RAW RECORDS:
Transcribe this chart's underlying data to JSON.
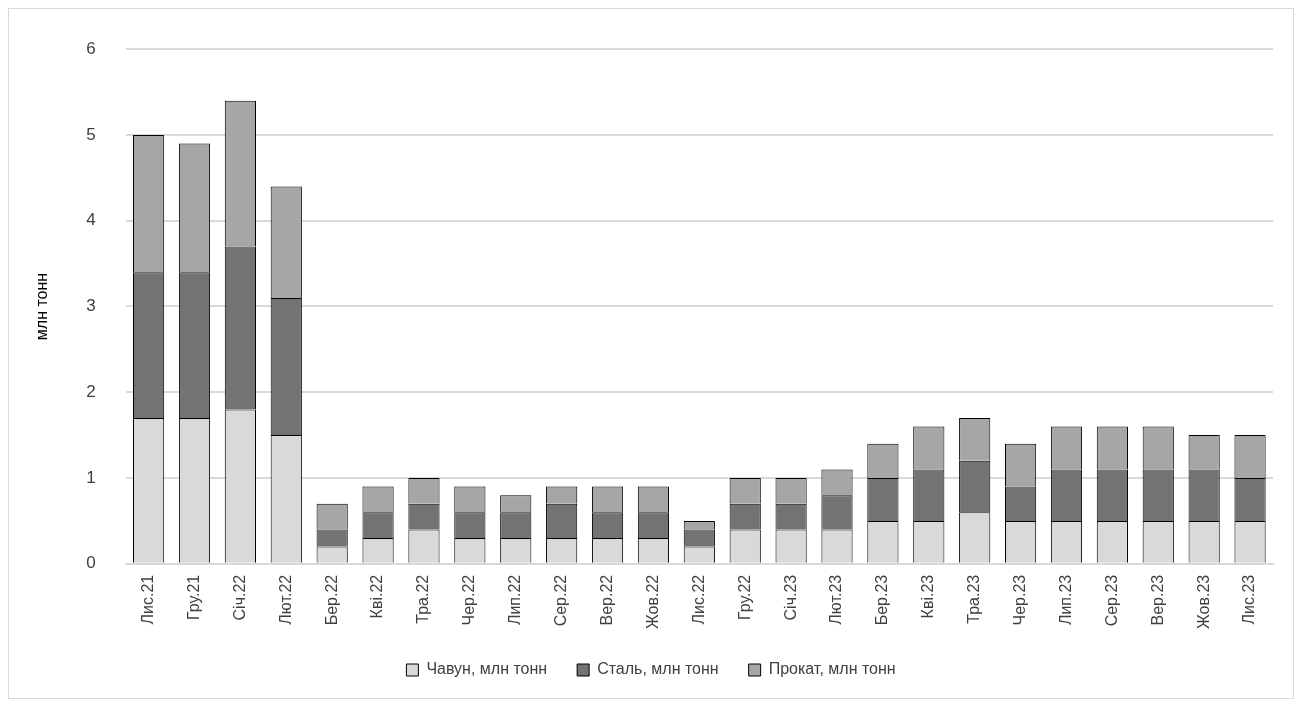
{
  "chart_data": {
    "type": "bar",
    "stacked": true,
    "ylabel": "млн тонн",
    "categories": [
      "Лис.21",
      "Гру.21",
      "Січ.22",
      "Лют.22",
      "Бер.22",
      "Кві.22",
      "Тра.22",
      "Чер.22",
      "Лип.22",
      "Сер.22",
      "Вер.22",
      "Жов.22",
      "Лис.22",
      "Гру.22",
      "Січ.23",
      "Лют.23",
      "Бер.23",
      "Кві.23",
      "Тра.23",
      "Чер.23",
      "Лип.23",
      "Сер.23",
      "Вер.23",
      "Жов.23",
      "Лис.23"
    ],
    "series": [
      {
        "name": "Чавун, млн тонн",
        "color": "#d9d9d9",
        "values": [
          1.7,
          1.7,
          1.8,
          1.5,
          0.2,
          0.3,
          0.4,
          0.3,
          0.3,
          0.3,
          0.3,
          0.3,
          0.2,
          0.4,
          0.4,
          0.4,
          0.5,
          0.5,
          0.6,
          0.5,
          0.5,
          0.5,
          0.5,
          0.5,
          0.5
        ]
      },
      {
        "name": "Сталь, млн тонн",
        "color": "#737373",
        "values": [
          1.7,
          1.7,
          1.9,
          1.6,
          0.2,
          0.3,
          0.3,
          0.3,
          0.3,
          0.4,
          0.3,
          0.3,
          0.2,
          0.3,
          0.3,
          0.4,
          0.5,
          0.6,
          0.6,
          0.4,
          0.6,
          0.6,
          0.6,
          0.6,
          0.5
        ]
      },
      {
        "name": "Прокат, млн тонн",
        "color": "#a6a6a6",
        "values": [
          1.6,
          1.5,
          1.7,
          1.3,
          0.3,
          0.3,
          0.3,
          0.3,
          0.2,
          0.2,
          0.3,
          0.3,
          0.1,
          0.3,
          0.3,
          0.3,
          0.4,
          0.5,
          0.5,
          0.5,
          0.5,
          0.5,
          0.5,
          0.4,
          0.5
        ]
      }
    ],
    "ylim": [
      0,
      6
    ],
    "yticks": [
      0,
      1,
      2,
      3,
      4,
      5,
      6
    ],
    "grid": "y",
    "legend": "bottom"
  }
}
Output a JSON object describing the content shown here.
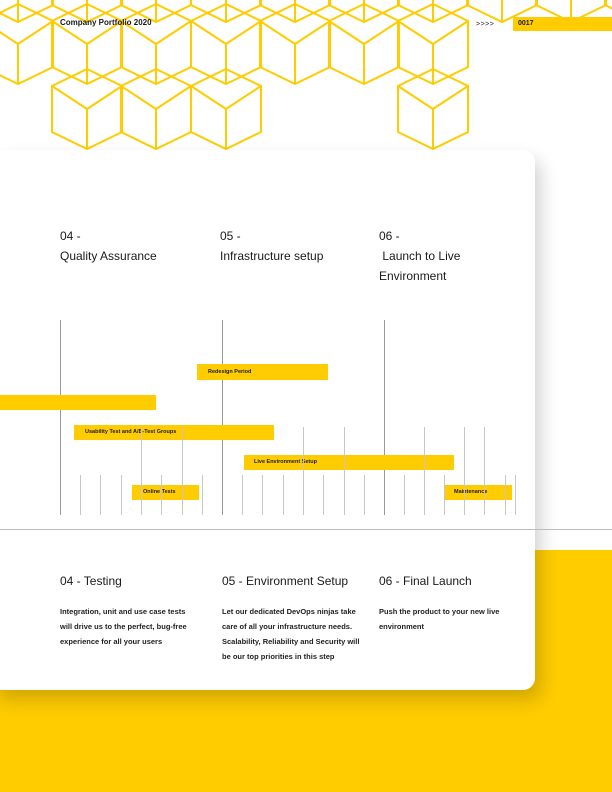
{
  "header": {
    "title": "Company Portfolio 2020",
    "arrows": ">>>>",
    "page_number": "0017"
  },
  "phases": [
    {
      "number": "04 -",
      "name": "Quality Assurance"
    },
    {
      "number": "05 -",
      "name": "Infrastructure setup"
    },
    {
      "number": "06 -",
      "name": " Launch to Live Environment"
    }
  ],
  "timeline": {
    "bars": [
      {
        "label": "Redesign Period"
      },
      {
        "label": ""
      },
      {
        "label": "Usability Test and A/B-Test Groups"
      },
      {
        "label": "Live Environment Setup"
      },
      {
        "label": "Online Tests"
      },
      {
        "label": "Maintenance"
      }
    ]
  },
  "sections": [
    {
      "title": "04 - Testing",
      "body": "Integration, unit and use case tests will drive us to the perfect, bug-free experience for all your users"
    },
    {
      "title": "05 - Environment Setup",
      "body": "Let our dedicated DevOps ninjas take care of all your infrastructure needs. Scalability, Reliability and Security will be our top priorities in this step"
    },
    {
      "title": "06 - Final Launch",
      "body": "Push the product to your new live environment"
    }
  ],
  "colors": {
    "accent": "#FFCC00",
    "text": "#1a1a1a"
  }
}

EXERCISE PROMPT:
In the records above, find each line that holds the word "name"; copy all such lines.

FINAL ANSWER:
        "name": "Чавун, млн тонн",
        "name": "Сталь, млн тонн",
        "name": "Прокат, млн тонн",
      "name": "Quality Assurance"
      "name": "Infrastructure setup"
      "name": " Launch to Live Environment"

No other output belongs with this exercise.